- [RECORDS FOR THE TASK]:
........
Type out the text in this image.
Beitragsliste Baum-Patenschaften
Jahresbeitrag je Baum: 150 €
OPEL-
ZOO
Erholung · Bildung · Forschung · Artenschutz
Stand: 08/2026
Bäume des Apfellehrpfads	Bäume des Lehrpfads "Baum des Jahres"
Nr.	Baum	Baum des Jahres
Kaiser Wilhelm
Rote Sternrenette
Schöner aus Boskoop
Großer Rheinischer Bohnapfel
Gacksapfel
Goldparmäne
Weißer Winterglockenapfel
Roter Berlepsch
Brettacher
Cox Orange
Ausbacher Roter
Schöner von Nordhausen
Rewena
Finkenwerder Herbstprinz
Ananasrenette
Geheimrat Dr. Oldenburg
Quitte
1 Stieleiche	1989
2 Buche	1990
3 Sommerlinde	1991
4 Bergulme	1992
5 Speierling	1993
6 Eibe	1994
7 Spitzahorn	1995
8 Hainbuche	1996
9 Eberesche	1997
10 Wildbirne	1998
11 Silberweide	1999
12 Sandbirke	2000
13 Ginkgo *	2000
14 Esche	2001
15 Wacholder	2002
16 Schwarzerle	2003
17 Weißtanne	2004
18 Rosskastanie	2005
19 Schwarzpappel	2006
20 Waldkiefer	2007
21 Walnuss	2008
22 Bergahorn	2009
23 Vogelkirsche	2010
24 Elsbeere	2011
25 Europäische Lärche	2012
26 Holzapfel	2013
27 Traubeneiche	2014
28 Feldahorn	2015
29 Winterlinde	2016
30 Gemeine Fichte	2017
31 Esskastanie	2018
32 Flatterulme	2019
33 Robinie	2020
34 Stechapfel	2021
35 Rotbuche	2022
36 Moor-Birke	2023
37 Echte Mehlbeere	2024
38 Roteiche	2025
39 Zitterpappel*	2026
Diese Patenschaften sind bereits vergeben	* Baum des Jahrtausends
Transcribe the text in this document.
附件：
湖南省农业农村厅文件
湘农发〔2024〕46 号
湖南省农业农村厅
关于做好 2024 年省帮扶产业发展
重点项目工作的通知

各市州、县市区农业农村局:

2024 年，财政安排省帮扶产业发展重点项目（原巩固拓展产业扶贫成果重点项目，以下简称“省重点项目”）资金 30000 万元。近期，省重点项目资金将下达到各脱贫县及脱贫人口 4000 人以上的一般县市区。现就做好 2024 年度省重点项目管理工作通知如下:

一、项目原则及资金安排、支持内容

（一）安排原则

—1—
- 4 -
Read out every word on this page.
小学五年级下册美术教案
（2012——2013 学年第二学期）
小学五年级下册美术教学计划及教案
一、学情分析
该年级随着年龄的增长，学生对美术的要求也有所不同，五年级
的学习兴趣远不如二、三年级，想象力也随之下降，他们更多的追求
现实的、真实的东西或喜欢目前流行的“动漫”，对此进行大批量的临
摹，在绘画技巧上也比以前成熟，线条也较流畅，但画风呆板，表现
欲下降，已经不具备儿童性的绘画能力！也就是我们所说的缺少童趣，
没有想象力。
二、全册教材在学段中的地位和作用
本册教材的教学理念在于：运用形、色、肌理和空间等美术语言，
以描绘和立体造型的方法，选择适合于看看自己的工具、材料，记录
........
- [EXERCISE]: Everything from the line containing "Transcribe the text in this document." to the last line of the entries above should be quoted exactly, and only that.

- [THE RESULT]:
Transcribe the text in this document.
附件：
湖南省农业农村厅文件
湘农发〔2024〕46 号
湖南省农业农村厅
关于做好 2024 年省帮扶产业发展
重点项目工作的通知

各市州、县市区农业农村局:

2024 年，财政安排省帮扶产业发展重点项目（原巩固拓展产业扶贫成果重点项目，以下简称“省重点项目”）资金 30000 万元。近期，省重点项目资金将下达到各脱贫县及脱贫人口 4000 人以上的一般县市区。现就做好 2024 年度省重点项目管理工作通知如下:

一、项目原则及资金安排、支持内容

（一）安排原则

—1—
- 4 -
Read out every word on this page.
小学五年级下册美术教案
（2012——2013 学年第二学期）
小学五年级下册美术教学计划及教案
一、学情分析
该年级随着年龄的增长，学生对美术的要求也有所不同，五年级
的学习兴趣远不如二、三年级，想象力也随之下降，他们更多的追求
现实的、真实的东西或喜欢目前流行的“动漫”，对此进行大批量的临
摹，在绘画技巧上也比以前成熟，线条也较流畅，但画风呆板，表现
欲下降，已经不具备儿童性的绘画能力！也就是我们所说的缺少童趣，
没有想象力。
二、全册教材在学段中的地位和作用
本册教材的教学理念在于：运用形、色、肌理和空间等美术语言，
以描绘和立体造型的方法，选择适合于看看自己的工具、材料，记录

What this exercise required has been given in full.